Comb the records below for the string "冬讀書餘卷一" and copy each line where it turns up.

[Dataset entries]
------------------------------------

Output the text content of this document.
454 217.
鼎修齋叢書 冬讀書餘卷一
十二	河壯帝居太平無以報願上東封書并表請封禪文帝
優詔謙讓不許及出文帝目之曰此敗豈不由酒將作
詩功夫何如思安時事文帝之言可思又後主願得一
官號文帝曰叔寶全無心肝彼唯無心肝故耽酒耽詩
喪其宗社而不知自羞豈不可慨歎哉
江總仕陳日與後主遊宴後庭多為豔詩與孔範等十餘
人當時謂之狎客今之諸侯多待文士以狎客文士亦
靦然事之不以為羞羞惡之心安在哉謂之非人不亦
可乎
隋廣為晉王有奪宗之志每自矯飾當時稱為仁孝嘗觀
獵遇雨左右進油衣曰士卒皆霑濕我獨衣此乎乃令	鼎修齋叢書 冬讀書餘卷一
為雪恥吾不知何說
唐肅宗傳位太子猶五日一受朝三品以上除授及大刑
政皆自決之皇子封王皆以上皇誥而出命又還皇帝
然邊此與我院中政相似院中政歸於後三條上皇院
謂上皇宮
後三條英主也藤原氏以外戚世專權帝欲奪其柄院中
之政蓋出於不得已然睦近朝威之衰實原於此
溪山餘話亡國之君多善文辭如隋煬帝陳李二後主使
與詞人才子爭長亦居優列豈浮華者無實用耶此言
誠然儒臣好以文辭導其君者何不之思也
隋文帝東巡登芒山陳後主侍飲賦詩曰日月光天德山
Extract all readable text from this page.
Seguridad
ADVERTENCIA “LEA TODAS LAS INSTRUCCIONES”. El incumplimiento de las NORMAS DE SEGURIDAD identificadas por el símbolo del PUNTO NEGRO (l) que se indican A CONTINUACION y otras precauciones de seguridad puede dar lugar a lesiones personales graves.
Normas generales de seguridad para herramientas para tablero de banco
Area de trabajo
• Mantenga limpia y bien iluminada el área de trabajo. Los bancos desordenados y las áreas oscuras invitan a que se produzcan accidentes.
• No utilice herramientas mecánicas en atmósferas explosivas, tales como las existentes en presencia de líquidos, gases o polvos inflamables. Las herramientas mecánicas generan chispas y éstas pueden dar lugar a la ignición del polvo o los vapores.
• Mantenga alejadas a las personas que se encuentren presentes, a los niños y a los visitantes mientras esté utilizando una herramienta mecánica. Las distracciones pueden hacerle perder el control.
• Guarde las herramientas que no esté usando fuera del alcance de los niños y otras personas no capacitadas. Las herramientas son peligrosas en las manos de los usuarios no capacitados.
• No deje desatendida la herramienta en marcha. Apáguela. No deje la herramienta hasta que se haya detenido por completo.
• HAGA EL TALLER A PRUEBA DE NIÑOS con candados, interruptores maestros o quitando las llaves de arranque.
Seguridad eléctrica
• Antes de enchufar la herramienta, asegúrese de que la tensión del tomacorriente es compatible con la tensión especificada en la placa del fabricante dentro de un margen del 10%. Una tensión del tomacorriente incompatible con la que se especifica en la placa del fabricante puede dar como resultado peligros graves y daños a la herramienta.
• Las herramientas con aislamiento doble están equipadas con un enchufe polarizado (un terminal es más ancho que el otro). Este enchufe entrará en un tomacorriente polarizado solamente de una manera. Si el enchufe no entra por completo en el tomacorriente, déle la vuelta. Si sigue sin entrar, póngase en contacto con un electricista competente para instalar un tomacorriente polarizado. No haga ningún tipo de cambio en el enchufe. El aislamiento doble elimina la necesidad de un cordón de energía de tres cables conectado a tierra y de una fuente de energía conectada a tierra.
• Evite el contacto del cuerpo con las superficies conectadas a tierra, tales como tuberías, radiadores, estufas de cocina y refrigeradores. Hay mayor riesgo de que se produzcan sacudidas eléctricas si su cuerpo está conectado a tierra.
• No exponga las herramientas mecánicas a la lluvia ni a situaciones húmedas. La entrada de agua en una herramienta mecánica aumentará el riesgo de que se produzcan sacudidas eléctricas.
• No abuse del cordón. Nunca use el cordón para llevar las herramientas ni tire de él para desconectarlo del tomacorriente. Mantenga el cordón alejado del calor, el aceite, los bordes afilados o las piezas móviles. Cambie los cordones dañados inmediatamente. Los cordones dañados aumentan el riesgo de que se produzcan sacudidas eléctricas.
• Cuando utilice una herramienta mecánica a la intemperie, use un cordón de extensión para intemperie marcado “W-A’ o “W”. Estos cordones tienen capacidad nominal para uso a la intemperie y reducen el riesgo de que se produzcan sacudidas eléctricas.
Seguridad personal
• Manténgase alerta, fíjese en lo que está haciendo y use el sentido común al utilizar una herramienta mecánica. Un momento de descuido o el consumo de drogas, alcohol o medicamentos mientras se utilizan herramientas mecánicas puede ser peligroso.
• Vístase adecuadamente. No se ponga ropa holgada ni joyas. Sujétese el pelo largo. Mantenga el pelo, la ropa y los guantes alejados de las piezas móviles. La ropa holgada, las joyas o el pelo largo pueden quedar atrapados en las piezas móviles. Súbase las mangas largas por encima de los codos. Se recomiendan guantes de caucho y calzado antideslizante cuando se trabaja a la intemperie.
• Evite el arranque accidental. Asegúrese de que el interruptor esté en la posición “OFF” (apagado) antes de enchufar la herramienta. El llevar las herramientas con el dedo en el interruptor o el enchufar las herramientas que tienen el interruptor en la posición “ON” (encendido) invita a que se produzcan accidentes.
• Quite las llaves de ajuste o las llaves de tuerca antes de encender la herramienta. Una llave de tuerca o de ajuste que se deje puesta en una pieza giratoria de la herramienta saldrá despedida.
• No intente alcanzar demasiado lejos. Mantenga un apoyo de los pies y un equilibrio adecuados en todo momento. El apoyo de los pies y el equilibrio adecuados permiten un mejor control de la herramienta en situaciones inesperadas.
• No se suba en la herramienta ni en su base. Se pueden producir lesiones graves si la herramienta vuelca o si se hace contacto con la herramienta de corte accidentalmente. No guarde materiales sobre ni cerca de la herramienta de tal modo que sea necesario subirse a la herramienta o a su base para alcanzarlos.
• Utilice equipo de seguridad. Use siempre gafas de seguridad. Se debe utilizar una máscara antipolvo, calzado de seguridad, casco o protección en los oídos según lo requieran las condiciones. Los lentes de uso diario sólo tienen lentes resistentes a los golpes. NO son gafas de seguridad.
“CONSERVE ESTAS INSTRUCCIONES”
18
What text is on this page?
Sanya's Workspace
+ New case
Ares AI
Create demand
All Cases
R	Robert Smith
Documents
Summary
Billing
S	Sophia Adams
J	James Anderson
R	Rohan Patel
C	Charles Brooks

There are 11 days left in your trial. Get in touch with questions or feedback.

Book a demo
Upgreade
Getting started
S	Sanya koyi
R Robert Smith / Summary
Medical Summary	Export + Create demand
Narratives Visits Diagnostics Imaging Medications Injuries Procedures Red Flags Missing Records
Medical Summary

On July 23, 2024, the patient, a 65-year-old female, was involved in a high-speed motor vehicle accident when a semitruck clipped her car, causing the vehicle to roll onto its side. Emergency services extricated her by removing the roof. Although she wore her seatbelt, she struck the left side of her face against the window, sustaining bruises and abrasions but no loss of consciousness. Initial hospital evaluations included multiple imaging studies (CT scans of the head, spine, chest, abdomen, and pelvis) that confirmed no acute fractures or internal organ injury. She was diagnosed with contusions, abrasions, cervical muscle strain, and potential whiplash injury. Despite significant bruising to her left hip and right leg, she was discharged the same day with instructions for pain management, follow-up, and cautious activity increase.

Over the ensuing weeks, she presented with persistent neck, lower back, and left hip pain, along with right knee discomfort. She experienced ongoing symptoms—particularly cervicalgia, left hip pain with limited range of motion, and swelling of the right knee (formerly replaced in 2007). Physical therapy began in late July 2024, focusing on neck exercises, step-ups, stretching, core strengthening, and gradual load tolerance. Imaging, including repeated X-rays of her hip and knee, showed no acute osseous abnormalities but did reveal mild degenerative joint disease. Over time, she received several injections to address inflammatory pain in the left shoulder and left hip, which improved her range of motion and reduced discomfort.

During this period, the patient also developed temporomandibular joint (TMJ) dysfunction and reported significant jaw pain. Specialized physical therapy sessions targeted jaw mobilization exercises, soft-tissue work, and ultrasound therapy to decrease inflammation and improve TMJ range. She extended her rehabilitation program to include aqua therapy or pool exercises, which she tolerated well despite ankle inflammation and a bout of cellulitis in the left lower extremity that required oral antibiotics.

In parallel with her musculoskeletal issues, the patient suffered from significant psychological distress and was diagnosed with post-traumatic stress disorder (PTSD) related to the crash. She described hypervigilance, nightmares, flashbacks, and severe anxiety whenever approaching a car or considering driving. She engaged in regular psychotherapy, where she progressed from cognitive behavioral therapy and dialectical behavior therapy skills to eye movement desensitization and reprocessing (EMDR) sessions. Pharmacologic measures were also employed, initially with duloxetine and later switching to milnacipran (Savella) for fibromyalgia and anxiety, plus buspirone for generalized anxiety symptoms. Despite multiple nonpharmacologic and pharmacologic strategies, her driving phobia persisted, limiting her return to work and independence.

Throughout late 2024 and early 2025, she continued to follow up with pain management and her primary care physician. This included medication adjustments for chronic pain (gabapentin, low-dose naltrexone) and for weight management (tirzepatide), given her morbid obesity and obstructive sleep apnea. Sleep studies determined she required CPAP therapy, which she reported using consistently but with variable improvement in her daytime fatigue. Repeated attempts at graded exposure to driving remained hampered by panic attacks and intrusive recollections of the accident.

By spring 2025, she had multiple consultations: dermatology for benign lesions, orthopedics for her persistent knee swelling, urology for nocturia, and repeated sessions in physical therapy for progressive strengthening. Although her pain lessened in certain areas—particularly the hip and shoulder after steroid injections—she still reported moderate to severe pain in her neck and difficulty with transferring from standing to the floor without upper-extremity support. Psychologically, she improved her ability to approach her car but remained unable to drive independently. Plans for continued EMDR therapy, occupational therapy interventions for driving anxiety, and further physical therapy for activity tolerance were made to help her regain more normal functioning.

------------------------------------

**Answer below**
鼎修齋叢書 冬讀書餘卷一
獵遇雨左右進油衣曰士卒皆霑濕我獨衣此乎乃令	鼎修齋叢書 冬讀書餘卷一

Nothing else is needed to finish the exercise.